### DATA FOR PROCESSING
— start —
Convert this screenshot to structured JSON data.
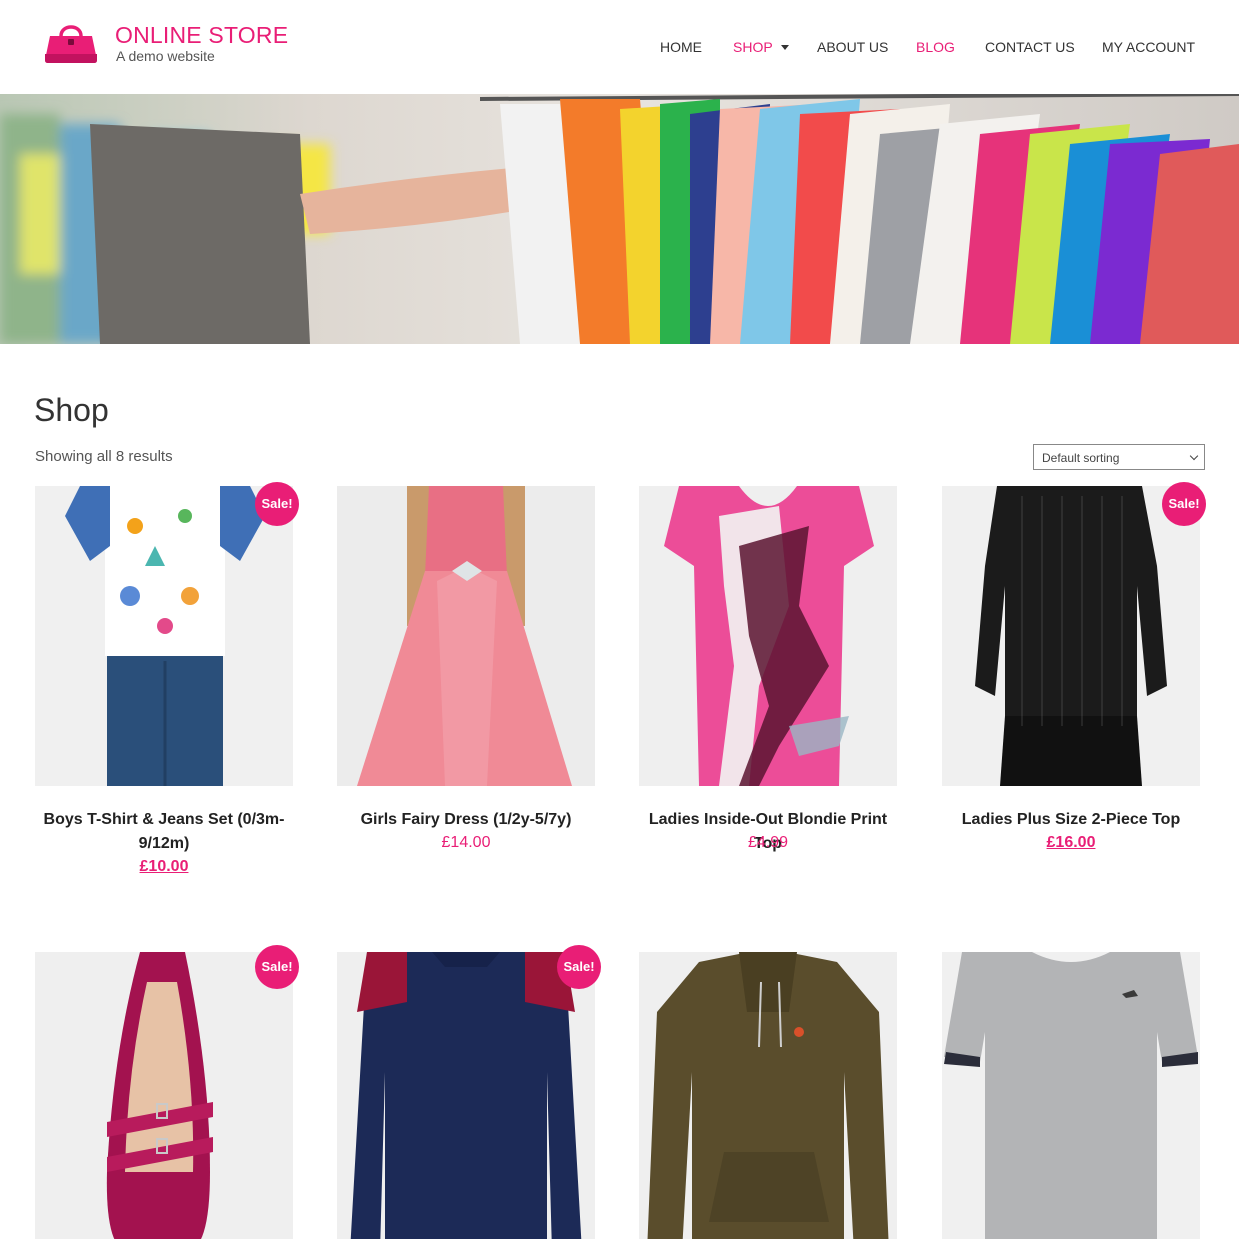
{
  "brand": {
    "title": "ONLINE STORE",
    "tagline": "A demo website",
    "logo_icon": "handbag-icon",
    "accent_color": "#e91e76"
  },
  "nav": [
    {
      "label": "HOME",
      "active": false
    },
    {
      "label": "SHOP",
      "active": true,
      "has_dropdown": true
    },
    {
      "label": "ABOUT US",
      "active": false
    },
    {
      "label": "BLOG",
      "active": true
    },
    {
      "label": "CONTACT US",
      "active": false
    },
    {
      "label": "MY ACCOUNT",
      "active": false
    }
  ],
  "page": {
    "title": "Shop",
    "result_count": "Showing all 8 results",
    "sorting_selected": "Default sorting"
  },
  "sale_label": "Sale!",
  "products": [
    {
      "name": "Boys T-Shirt & Jeans Set (0/3m-9/12m)",
      "price": "£10.00",
      "on_sale": true
    },
    {
      "name": "Girls Fairy Dress (1/2y-5/7y)",
      "price": "£14.00",
      "on_sale": false
    },
    {
      "name": "Ladies Inside-Out Blondie Print Top",
      "price": "£4.99",
      "on_sale": false
    },
    {
      "name": "Ladies Plus Size 2-Piece Top",
      "price": "£16.00",
      "on_sale": true
    },
    {
      "name": "",
      "price": "",
      "on_sale": true
    },
    {
      "name": "",
      "price": "",
      "on_sale": true
    },
    {
      "name": "",
      "price": "",
      "on_sale": false
    },
    {
      "name": "",
      "price": "",
      "on_sale": false
    }
  ]
}
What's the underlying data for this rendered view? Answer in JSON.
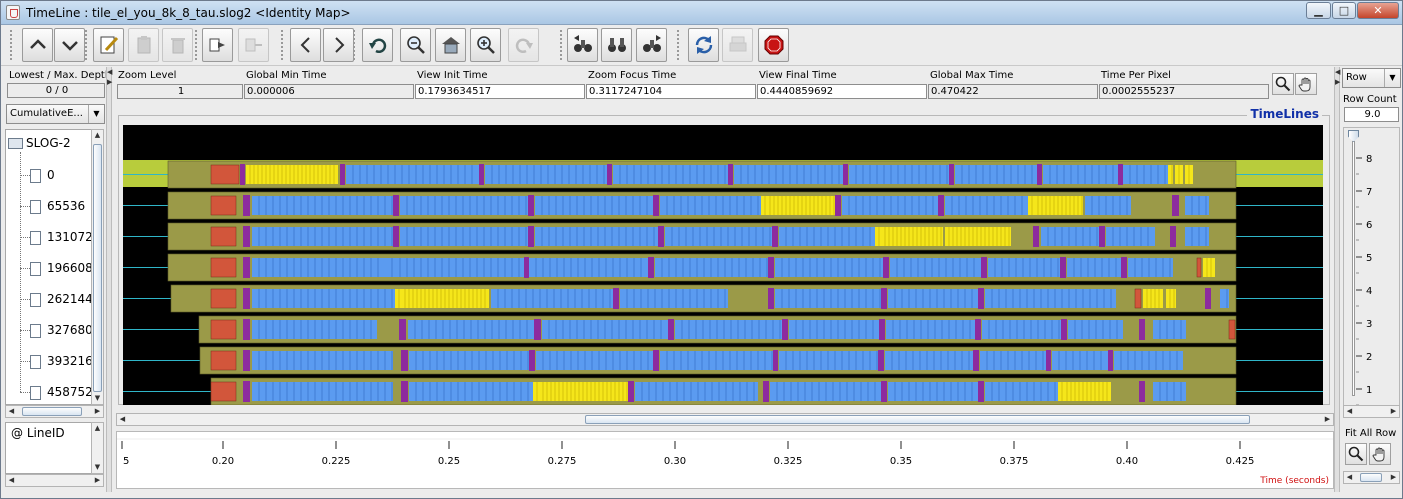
{
  "window": {
    "title": "TimeLine : tile_el_you_8k_8_tau.slog2  <Identity Map>",
    "controls": [
      "minimize",
      "maximize",
      "close"
    ]
  },
  "toolbar": {
    "buttons": [
      {
        "name": "up",
        "icon": "chevron-up-icon",
        "enabled": true
      },
      {
        "name": "down",
        "icon": "chevron-down-icon",
        "enabled": true
      },
      {
        "name": "edit",
        "icon": "edit-icon",
        "enabled": true
      },
      {
        "name": "paste",
        "icon": "clipboard-icon",
        "enabled": false
      },
      {
        "name": "delete",
        "icon": "trash-icon",
        "enabled": false
      },
      {
        "name": "expand",
        "icon": "expand-icon",
        "enabled": true
      },
      {
        "name": "collapse",
        "icon": "collapse-icon",
        "enabled": false
      },
      {
        "name": "backward",
        "icon": "arrow-left-icon",
        "enabled": true
      },
      {
        "name": "forward",
        "icon": "arrow-right-icon",
        "enabled": true
      },
      {
        "name": "undo",
        "icon": "undo-icon",
        "enabled": true
      },
      {
        "name": "zoom-out",
        "icon": "zoom-out-icon",
        "enabled": true
      },
      {
        "name": "home",
        "icon": "home-icon",
        "enabled": true
      },
      {
        "name": "zoom-in",
        "icon": "zoom-in-icon",
        "enabled": true
      },
      {
        "name": "redo",
        "icon": "redo-icon",
        "enabled": false
      },
      {
        "name": "search-backward",
        "icon": "binoculars-back-icon",
        "enabled": true
      },
      {
        "name": "search",
        "icon": "binoculars-icon",
        "enabled": true
      },
      {
        "name": "search-forward",
        "icon": "binoculars-forward-icon",
        "enabled": true
      },
      {
        "name": "refresh",
        "icon": "refresh-icon",
        "enabled": true
      },
      {
        "name": "print",
        "icon": "print-icon",
        "enabled": false
      },
      {
        "name": "stop",
        "icon": "stop-icon",
        "enabled": true
      }
    ]
  },
  "info": {
    "depth_label": "Lowest / Max. Depth",
    "depth_value": "0 / 0",
    "view_mode": "CumulativeE...",
    "zoom_level_label": "Zoom Level",
    "zoom_level": "1",
    "global_min_label": "Global Min Time",
    "global_min": "0.000006",
    "view_init_label": "View  Init Time",
    "view_init": "0.1793634517",
    "zoom_focus_label": "Zoom Focus Time",
    "zoom_focus": "0.3117247104",
    "view_final_label": "View Final Time",
    "view_final": "0.4440859692",
    "global_max_label": "Global Max Time",
    "global_max": "0.470422",
    "time_per_pixel_label": "Time Per Pixel",
    "time_per_pixel": "0.0002555237"
  },
  "tree": {
    "root": "SLOG-2",
    "items": [
      "0",
      "65536",
      "131072",
      "196608",
      "262144",
      "327680",
      "393216",
      "458752"
    ]
  },
  "lower_left": {
    "label": "@ LineID"
  },
  "canvas": {
    "title": "TimeLines"
  },
  "ruler": {
    "ticks": [
      "5",
      "0.20",
      "0.225",
      "0.25",
      "0.275",
      "0.30",
      "0.325",
      "0.35",
      "0.375",
      "0.40",
      "0.425"
    ],
    "axis_label": "Time (seconds)"
  },
  "right": {
    "row_mode": "Row",
    "row_count_label": "Row Count",
    "row_count": "9.0",
    "slider_ticks": [
      "8",
      "7",
      "6",
      "5",
      "4",
      "3",
      "2",
      "1"
    ],
    "fit_label": "Fit All Row"
  },
  "colors": {
    "background": "#000000",
    "highlight_row": "#b8cc3c",
    "state_bg": "#9b9a48",
    "compute": "#5b9bf0",
    "mpi_sync": "#f5e61a",
    "marker": "#8d2b9e",
    "init": "#d2563b",
    "timeline_line": "#2fb5c8"
  }
}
— end —
### TASK REQUIREMENTS
Go through the material above and print all of it exactly, except the pictures.

### THE RESPONSE
Convert this screenshot to structured JSON data.
{
  "brand": {
    "title": "ONLINE STORE",
    "tagline": "A demo website",
    "logo_icon": "handbag-icon",
    "accent_color": "#e91e76"
  },
  "nav": [
    {
      "label": "HOME",
      "active": false
    },
    {
      "label": "SHOP",
      "active": true,
      "has_dropdown": true
    },
    {
      "label": "ABOUT US",
      "active": false
    },
    {
      "label": "BLOG",
      "active": true
    },
    {
      "label": "CONTACT US",
      "active": false
    },
    {
      "label": "MY ACCOUNT",
      "active": false
    }
  ],
  "page": {
    "title": "Shop",
    "result_count": "Showing all 8 results",
    "sorting_selected": "Default sorting"
  },
  "sale_label": "Sale!",
  "products": [
    {
      "name": "Boys T-Shirt & Jeans Set (0/3m-9/12m)",
      "price": "£10.00",
      "on_sale": true
    },
    {
      "name": "Girls Fairy Dress (1/2y-5/7y)",
      "price": "£14.00",
      "on_sale": false
    },
    {
      "name": "Ladies Inside-Out Blondie Print Top",
      "price": "£4.99",
      "on_sale": false
    },
    {
      "name": "Ladies Plus Size 2-Piece Top",
      "price": "£16.00",
      "on_sale": true
    },
    {
      "name": "",
      "price": "",
      "on_sale": true
    },
    {
      "name": "",
      "price": "",
      "on_sale": true
    },
    {
      "name": "",
      "price": "",
      "on_sale": false
    },
    {
      "name": "",
      "price": "",
      "on_sale": false
    }
  ]
}
What's the underlying data for this rendered view? Answer in JSON.
{
  "window": {
    "title": "TimeLine : tile_el_you_8k_8_tau.slog2  <Identity Map>",
    "controls": [
      "minimize",
      "maximize",
      "close"
    ]
  },
  "toolbar": {
    "buttons": [
      {
        "name": "up",
        "icon": "chevron-up-icon",
        "enabled": true
      },
      {
        "name": "down",
        "icon": "chevron-down-icon",
        "enabled": true
      },
      {
        "name": "edit",
        "icon": "edit-icon",
        "enabled": true
      },
      {
        "name": "paste",
        "icon": "clipboard-icon",
        "enabled": false
      },
      {
        "name": "delete",
        "icon": "trash-icon",
        "enabled": false
      },
      {
        "name": "expand",
        "icon": "expand-icon",
        "enabled": true
      },
      {
        "name": "collapse",
        "icon": "collapse-icon",
        "enabled": false
      },
      {
        "name": "backward",
        "icon": "arrow-left-icon",
        "enabled": true
      },
      {
        "name": "forward",
        "icon": "arrow-right-icon",
        "enabled": true
      },
      {
        "name": "undo",
        "icon": "undo-icon",
        "enabled": true
      },
      {
        "name": "zoom-out",
        "icon": "zoom-out-icon",
        "enabled": true
      },
      {
        "name": "home",
        "icon": "home-icon",
        "enabled": true
      },
      {
        "name": "zoom-in",
        "icon": "zoom-in-icon",
        "enabled": true
      },
      {
        "name": "redo",
        "icon": "redo-icon",
        "enabled": false
      },
      {
        "name": "search-backward",
        "icon": "binoculars-back-icon",
        "enabled": true
      },
      {
        "name": "search",
        "icon": "binoculars-icon",
        "enabled": true
      },
      {
        "name": "search-forward",
        "icon": "binoculars-forward-icon",
        "enabled": true
      },
      {
        "name": "refresh",
        "icon": "refresh-icon",
        "enabled": true
      },
      {
        "name": "print",
        "icon": "print-icon",
        "enabled": false
      },
      {
        "name": "stop",
        "icon": "stop-icon",
        "enabled": true
      }
    ]
  },
  "info": {
    "depth_label": "Lowest / Max. Depth",
    "depth_value": "0 / 0",
    "view_mode": "CumulativeE...",
    "zoom_level_label": "Zoom Level",
    "zoom_level": "1",
    "global_min_label": "Global Min Time",
    "global_min": "0.000006",
    "view_init_label": "View  Init Time",
    "view_init": "0.1793634517",
    "zoom_focus_label": "Zoom Focus Time",
    "zoom_focus": "0.3117247104",
    "view_final_label": "View Final Time",
    "view_final": "0.4440859692",
    "global_max_label": "Global Max Time",
    "global_max": "0.470422",
    "time_per_pixel_label": "Time Per Pixel",
    "time_per_pixel": "0.0002555237"
  },
  "tree": {
    "root": "SLOG-2",
    "items": [
      "0",
      "65536",
      "131072",
      "196608",
      "262144",
      "327680",
      "393216",
      "458752"
    ]
  },
  "lower_left": {
    "label": "@ LineID"
  },
  "canvas": {
    "title": "TimeLines"
  },
  "ruler": {
    "ticks": [
      "5",
      "0.20",
      "0.225",
      "0.25",
      "0.275",
      "0.30",
      "0.325",
      "0.35",
      "0.375",
      "0.40",
      "0.425"
    ],
    "axis_label": "Time (seconds)"
  },
  "right": {
    "row_mode": "Row",
    "row_count_label": "Row Count",
    "row_count": "9.0",
    "slider_ticks": [
      "8",
      "7",
      "6",
      "5",
      "4",
      "3",
      "2",
      "1"
    ],
    "fit_label": "Fit All Row"
  },
  "colors": {
    "background": "#000000",
    "highlight_row": "#b8cc3c",
    "state_bg": "#9b9a48",
    "compute": "#5b9bf0",
    "mpi_sync": "#f5e61a",
    "marker": "#8d2b9e",
    "init": "#d2563b",
    "timeline_line": "#2fb5c8"
  }
}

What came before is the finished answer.